-- Begin --
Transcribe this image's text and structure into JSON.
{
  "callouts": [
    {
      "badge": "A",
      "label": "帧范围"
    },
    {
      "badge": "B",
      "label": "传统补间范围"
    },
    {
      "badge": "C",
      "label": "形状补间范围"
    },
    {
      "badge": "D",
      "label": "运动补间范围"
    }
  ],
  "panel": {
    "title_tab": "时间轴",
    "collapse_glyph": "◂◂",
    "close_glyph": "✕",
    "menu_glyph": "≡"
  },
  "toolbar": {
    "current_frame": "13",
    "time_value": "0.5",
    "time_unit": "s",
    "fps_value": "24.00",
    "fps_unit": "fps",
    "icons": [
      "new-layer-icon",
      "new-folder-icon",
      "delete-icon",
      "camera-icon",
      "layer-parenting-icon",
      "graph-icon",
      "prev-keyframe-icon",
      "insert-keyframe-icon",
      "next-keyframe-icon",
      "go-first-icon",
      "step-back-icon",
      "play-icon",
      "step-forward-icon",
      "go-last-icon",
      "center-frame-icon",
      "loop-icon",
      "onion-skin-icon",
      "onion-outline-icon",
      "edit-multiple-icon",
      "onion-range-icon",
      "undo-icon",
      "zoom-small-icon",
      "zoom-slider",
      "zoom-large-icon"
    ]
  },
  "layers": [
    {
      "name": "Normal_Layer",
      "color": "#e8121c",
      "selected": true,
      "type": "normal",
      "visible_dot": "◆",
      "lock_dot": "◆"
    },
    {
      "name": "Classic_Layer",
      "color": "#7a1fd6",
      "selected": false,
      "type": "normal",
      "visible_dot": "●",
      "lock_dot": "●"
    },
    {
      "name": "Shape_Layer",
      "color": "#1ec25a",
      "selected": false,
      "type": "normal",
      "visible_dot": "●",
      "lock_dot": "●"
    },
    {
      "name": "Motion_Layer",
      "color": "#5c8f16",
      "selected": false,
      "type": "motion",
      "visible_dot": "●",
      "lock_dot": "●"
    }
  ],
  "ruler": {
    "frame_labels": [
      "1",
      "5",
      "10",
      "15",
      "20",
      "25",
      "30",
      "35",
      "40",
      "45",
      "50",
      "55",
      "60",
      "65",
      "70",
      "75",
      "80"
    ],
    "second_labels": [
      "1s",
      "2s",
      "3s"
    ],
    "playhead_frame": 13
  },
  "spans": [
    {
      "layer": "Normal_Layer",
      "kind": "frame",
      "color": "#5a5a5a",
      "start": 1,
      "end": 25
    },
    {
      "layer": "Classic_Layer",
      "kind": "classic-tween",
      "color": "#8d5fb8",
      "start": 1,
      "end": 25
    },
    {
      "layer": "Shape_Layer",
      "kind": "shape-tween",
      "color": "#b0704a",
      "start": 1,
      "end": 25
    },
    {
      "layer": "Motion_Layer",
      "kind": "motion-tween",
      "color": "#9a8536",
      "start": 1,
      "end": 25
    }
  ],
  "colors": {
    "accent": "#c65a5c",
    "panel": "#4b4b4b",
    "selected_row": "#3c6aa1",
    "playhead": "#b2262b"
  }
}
-- End --
- **WHAT YOU SHOULD DO**
Report how many lines above hold the string "onion", giving nothing but the number.

- **TASK OUTPUT**
3